What to work on:
Please reproduce the complex amplitudes excerpt word for word, starting at "The following identifications" and ending at "(see Sec. 5.16).".

Excerpt:
● ● ● ●

2.12: Complex Amplitudes; Fourier Amplitudes and Fourier Transforms

Complex Amplitudes

In many practical situations, excitations are periodic in one or two spatial directions, in time or in space and time. The complex amplitude representation of fields, useful in dealing with these situations, is illustrated by considering the function \(\phi (z,t)\) which has dependence on \(z\) given explicitly by

\[ \phi(z,t) = R e \tilde{\phi}(t) e^{-jkz} \label{1} \]

With the wavenumber \(k\) real, the spatial distribution is periodic with wavelength \(\lambda = 2 \pi/k \) and spatial phase determined by the complex amplitude \(\tilde{\phi}\). For example, if \(\tilde{\phi} = \tilde{\phi_o}(t) \) is real and \(k\) is real, then \(\phi(z,t) = \phi_o(t) cos kz\).

The spatial derivative of \(\phi\) follows from Equation \ref{1} as

\[ \frac{\partial{\phi}}{\partial{z}} = Re \Big[-jk \tilde{\phi} (t) e^{-jkz} \Big] \label{2} \]

The following identifications can therefore be made:

\[ \Big[ \phi(z,t), \quad \frac{\partial{\phi}}{\partial{z}} (z,t) \Big] \Leftrightarrow \Big[ \tilde{\phi}(t), \quad -jk\tilde{\phi}(t) \Big] \label{3} \]

with it being understood that even though complex amplitudes are being used, the temporal dependence is arbitrary. There will be occasions where the time dependence is specified, but the space dependence is not. For example, complex amplitudes will take the form

\[ \phi(z,t) = Re \hat{\phi} (z) e^{j \omega t} \label{4} \]

where \(\hat{\phi} (z)\) is itself perhaps expressed as a Fourier series or transform (see Sec. 5.16).

● ● ● ●

Source material:
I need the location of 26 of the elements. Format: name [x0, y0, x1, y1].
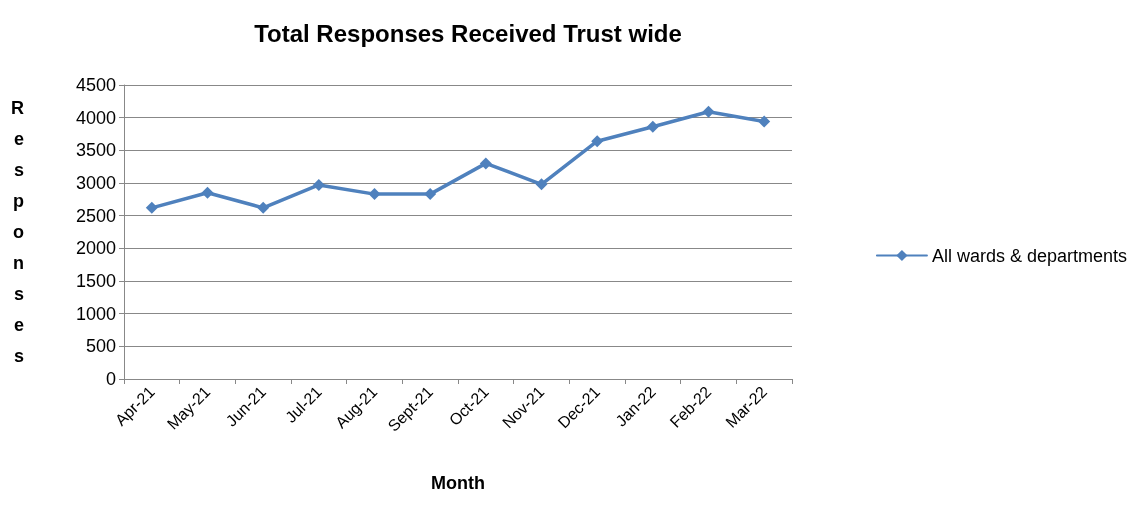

● ● ● ●

Solution to this task:
The following identifications can therefore be made:

\[ \Big[ \phi(z,t), \quad \frac{\partial{\phi}}{\partial{z}} (z,t) \Big] \Leftrightarrow \Big[ \tilde{\phi}(t), \quad -jk\tilde{\phi}(t) \Big] \label{3} \]

with it being understood that even though complex amplitudes are being used, the temporal dependence is arbitrary. There will be occasions where the time dependence is specified, but the space dependence is not. For example, complex amplitudes will take the form

\[ \phi(z,t) = Re \hat{\phi} (z) e^{j \omega t} \label{4} \]

where \(\hat{\phi} (z)\) is itself perhaps expressed as a Fourier series or transform (see Sec. 5.16).